Exercise details
Each entry below should be written out exactly as it is, with no pictures.

Stored records
= = =

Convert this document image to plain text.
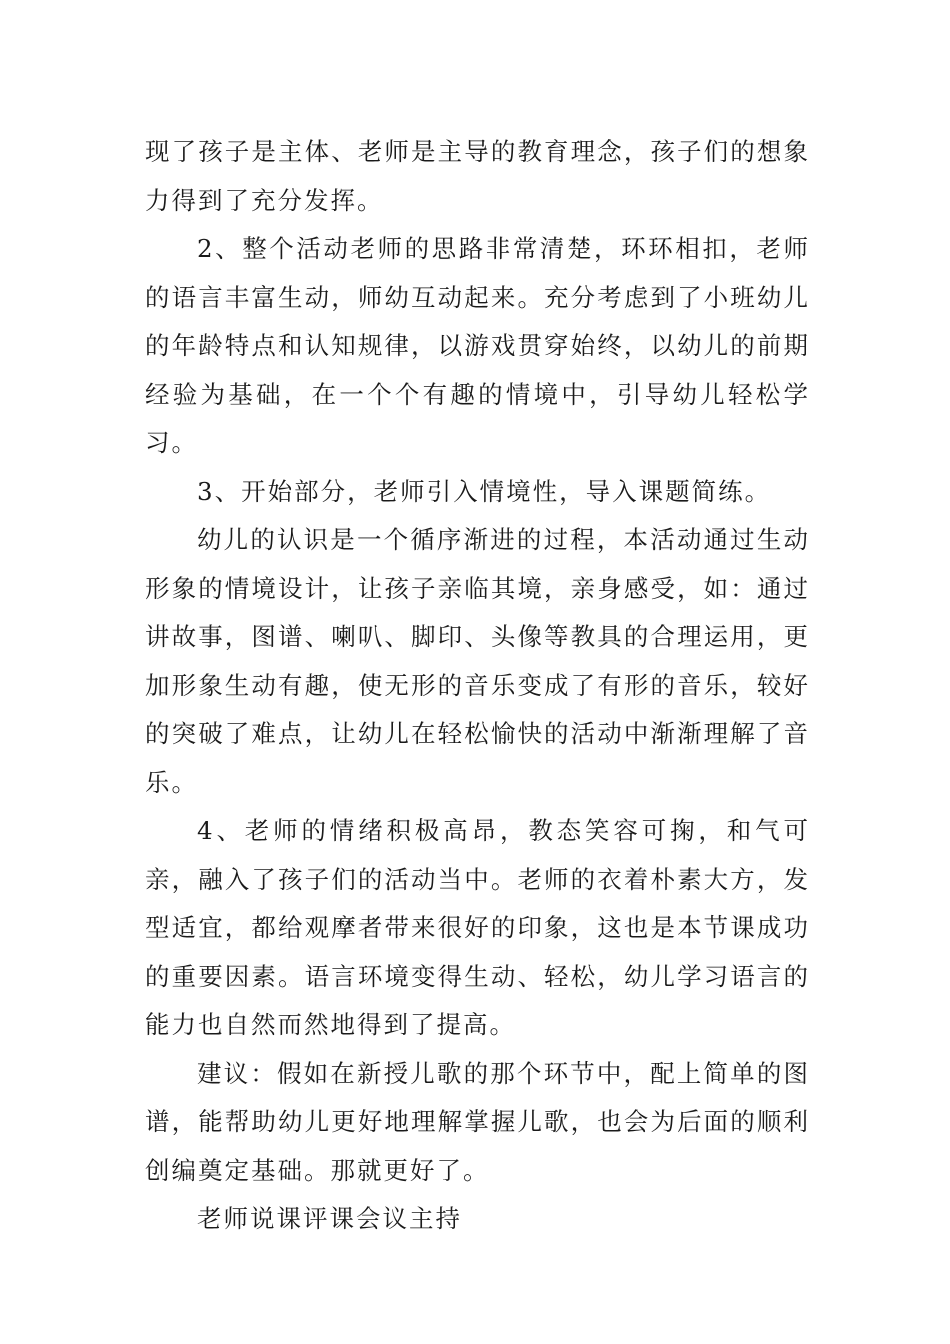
现了孩子是主体、老师是主导的教育理念，孩子们的想象力得到了充分发挥。

2、整个活动老师的思路非常清楚，环环相扣，老师的语言丰富生动，师幼互动起来。充分考虑到了小班幼儿的年龄特点和认知规律，以游戏贯穿始终，以幼儿的前期经验为基础，在一个个有趣的情境中，引导幼儿轻松学习。

3、开始部分，老师引入情境性，导入课题简练。

幼儿的认识是一个循序渐进的过程，本活动通过生动形象的情境设计，让孩子亲临其境，亲身感受，如：通过讲故事，图谱、喇叭、脚印、头像等教具的合理运用，更加形象生动有趣，使无形的音乐变成了有形的音乐，较好的突破了难点，让幼儿在轻松愉快的活动中渐渐理解了音乐。

4、老师的情绪积极高昂，教态笑容可掬，和气可亲，融入了孩子们的活动当中。老师的衣着朴素大方，发型适宜，都给观摩者带来很好的印象，这也是本节课成功的重要因素。语言环境变得生动、轻松，幼儿学习语言的能力也自然而然地得到了提高。

建议：假如在新授儿歌的那个环节中，配上简单的图谱，能帮助幼儿更好地理解掌握儿歌，也会为后面的顺利创编奠定基础。那就更好了。

老师说课评课会议主持
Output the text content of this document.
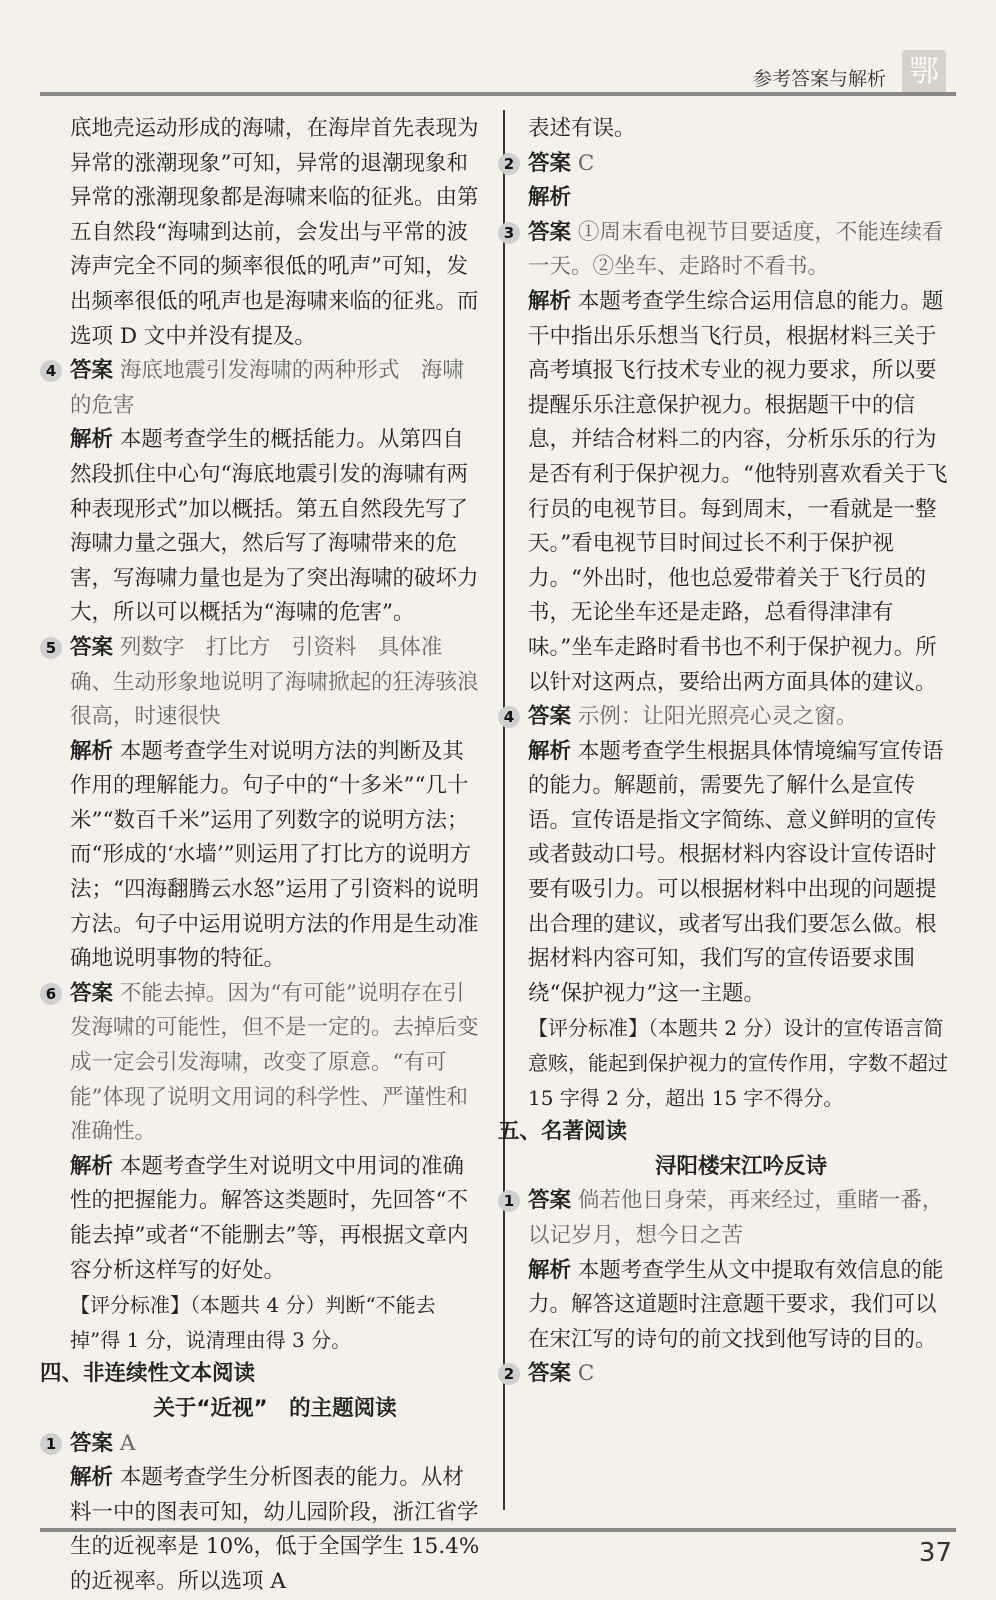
参考答案与解析 鄂

底地壳运动形成的海啸，在海岸首先表现为异常的涨潮现象”可知，异常的退潮现象和异常的涨潮现象都是海啸来临的征兆。由第五自然段“海啸到达前，会发出与平常的波涛声完全不同的频率很低的吼声”可知，发出频率很低的吼声也是海啸来临的征兆。而选项 D 文中并没有提及。

4 答案 海底地震引发海啸的两种形式　海啸的危害

解析 本题考查学生的概括能力。从第四自然段抓住中心句“海底地震引发的海啸有两种表现形式”加以概括。第五自然段先写了海啸力量之强大，然后写了海啸带来的危害，写海啸力量也是为了突出海啸的破坏力大，所以可以概括为“海啸的危害”。

5 答案 列数字　打比方　引资料　具体准确、生动形象地说明了海啸掀起的狂涛骇浪很高，时速很快

解析 本题考查学生对说明方法的判断及其作用的理解能力。句子中的“十多米”“几十米”“数百千米”运用了列数字的说明方法；而“形成的‘水墙’”则运用了打比方的说明方法；“四海翻腾云水怒”运用了引资料的说明方法。句子中运用说明方法的作用是生动准确地说明事物的特征。

6 答案 不能去掉。因为“有可能”说明存在引发海啸的可能性，但不是一定的。去掉后变成一定会引发海啸，改变了原意。“有可能”体现了说明文用词的科学性、严谨性和准确性。

解析 本题考查学生对说明文中用词的准确性的把握能力。解答这类题时，先回答“不能去掉”或者“不能删去”等，再根据文章内容分析这样写的好处。

【评分标准】（本题共 4 分）判断“不能去掉”得 1 分，说清理由得 3 分。

四、非连续性文本阅读

关于“近视”　的主题阅读

1 答案 A

解析 本题考查学生分析图表的能力。从材料一中的图表可知，幼儿园阶段，浙江省学生的近视率是 10%，低于全国学生 15.4% 的近视率。所以选项 A

表述有误。

2 答案 C

解析

3 答案 ①周末看电视节目要适度，不能连续看一天。②坐车、走路时不看书。

解析 本题考查学生综合运用信息的能力。题干中指出乐乐想当飞行员，根据材料三关于高考填报飞行技术专业的视力要求，所以要提醒乐乐注意保护视力。根据题干中的信息，并结合材料二的内容，分析乐乐的行为是否有利于保护视力。“他特别喜欢看关于飞行员的电视节目。每到周末，一看就是一整天。”看电视节目时间过长不利于保护视力。“外出时，他也总爱带着关于飞行员的书，无论坐车还是走路，总看得津津有味。”坐车走路时看书也不利于保护视力。所以针对这两点，要给出两方面具体的建议。

4 答案 示例：让阳光照亮心灵之窗。

解析 本题考查学生根据具体情境编写宣传语的能力。解题前，需要先了解什么是宣传语。宣传语是指文字简练、意义鲜明的宣传或者鼓动口号。根据材料内容设计宣传语时要有吸引力。可以根据材料中出现的问题提出合理的建议，或者写出我们要怎么做。根据材料内容可知，我们写的宣传语要求围绕“保护视力”这一主题。

【评分标准】（本题共 2 分）设计的宣传语言简意赅，能起到保护视力的宣传作用，字数不超过 15 字得 2 分，超出 15 字不得分。

五、名著阅读

浔阳楼宋江吟反诗

1 答案 倘若他日身荣，再来经过，重睹一番，以记岁月，想今日之苦

解析 本题考查学生从文中提取有效信息的能力。解答这道题时注意题干要求，我们可以在宋江写的诗句的前文找到他写诗的目的。

2 答案 C

37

= = =

Result of this exercise
Convert this document image to plain text.
现了孩子是主体、老师是主导的教育理念，孩子们的想象力得到了充分发挥。

2、整个活动老师的思路非常清楚，环环相扣，老师的语言丰富生动，师幼互动起来。充分考虑到了小班幼儿的年龄特点和认知规律，以游戏贯穿始终，以幼儿的前期经验为基础，在一个个有趣的情境中，引导幼儿轻松学习。

3、开始部分，老师引入情境性，导入课题简练。

幼儿的认识是一个循序渐进的过程，本活动通过生动形象的情境设计，让孩子亲临其境，亲身感受，如：通过讲故事，图谱、喇叭、脚印、头像等教具的合理运用，更加形象生动有趣，使无形的音乐变成了有形的音乐，较好的突破了难点，让幼儿在轻松愉快的活动中渐渐理解了音乐。

4、老师的情绪积极高昂，教态笑容可掬，和气可亲，融入了孩子们的活动当中。老师的衣着朴素大方，发型适宜，都给观摩者带来很好的印象，这也是本节课成功的重要因素。语言环境变得生动、轻松，幼儿学习语言的能力也自然而然地得到了提高。

建议：假如在新授儿歌的那个环节中，配上简单的图谱，能帮助幼儿更好地理解掌握儿歌，也会为后面的顺利创编奠定基础。那就更好了。

老师说课评课会议主持
Output the text content of this document.
参考答案与解析 鄂

底地壳运动形成的海啸，在海岸首先表现为异常的涨潮现象”可知，异常的退潮现象和异常的涨潮现象都是海啸来临的征兆。由第五自然段“海啸到达前，会发出与平常的波涛声完全不同的频率很低的吼声”可知，发出频率很低的吼声也是海啸来临的征兆。而选项 D 文中并没有提及。

4 答案 海底地震引发海啸的两种形式　海啸的危害

解析 本题考查学生的概括能力。从第四自然段抓住中心句“海底地震引发的海啸有两种表现形式”加以概括。第五自然段先写了海啸力量之强大，然后写了海啸带来的危害，写海啸力量也是为了突出海啸的破坏力大，所以可以概括为“海啸的危害”。

5 答案 列数字　打比方　引资料　具体准确、生动形象地说明了海啸掀起的狂涛骇浪很高，时速很快

解析 本题考查学生对说明方法的判断及其作用的理解能力。句子中的“十多米”“几十米”“数百千米”运用了列数字的说明方法；而“形成的‘水墙’”则运用了打比方的说明方法；“四海翻腾云水怒”运用了引资料的说明方法。句子中运用说明方法的作用是生动准确地说明事物的特征。

6 答案 不能去掉。因为“有可能”说明存在引发海啸的可能性，但不是一定的。去掉后变成一定会引发海啸，改变了原意。“有可能”体现了说明文用词的科学性、严谨性和准确性。

解析 本题考查学生对说明文中用词的准确性的把握能力。解答这类题时，先回答“不能去掉”或者“不能删去”等，再根据文章内容分析这样写的好处。

【评分标准】（本题共 4 分）判断“不能去掉”得 1 分，说清理由得 3 分。

四、非连续性文本阅读

关于“近视”　的主题阅读

1 答案 A

解析 本题考查学生分析图表的能力。从材料一中的图表可知，幼儿园阶段，浙江省学生的近视率是 10%，低于全国学生 15.4% 的近视率。所以选项 A

表述有误。

2 答案 C

解析

3 答案 ①周末看电视节目要适度，不能连续看一天。②坐车、走路时不看书。

解析 本题考查学生综合运用信息的能力。题干中指出乐乐想当飞行员，根据材料三关于高考填报飞行技术专业的视力要求，所以要提醒乐乐注意保护视力。根据题干中的信息，并结合材料二的内容，分析乐乐的行为是否有利于保护视力。“他特别喜欢看关于飞行员的电视节目。每到周末，一看就是一整天。”看电视节目时间过长不利于保护视力。“外出时，他也总爱带着关于飞行员的书，无论坐车还是走路，总看得津津有味。”坐车走路时看书也不利于保护视力。所以针对这两点，要给出两方面具体的建议。

4 答案 示例：让阳光照亮心灵之窗。

解析 本题考查学生根据具体情境编写宣传语的能力。解题前，需要先了解什么是宣传语。宣传语是指文字简练、意义鲜明的宣传或者鼓动口号。根据材料内容设计宣传语时要有吸引力。可以根据材料中出现的问题提出合理的建议，或者写出我们要怎么做。根据材料内容可知，我们写的宣传语要求围绕“保护视力”这一主题。

【评分标准】（本题共 2 分）设计的宣传语言简意赅，能起到保护视力的宣传作用，字数不超过 15 字得 2 分，超出 15 字不得分。

五、名著阅读

浔阳楼宋江吟反诗

1 答案 倘若他日身荣，再来经过，重睹一番，以记岁月，想今日之苦

解析 本题考查学生从文中提取有效信息的能力。解答这道题时注意题干要求，我们可以在宋江写的诗句的前文找到他写诗的目的。

2 答案 C

37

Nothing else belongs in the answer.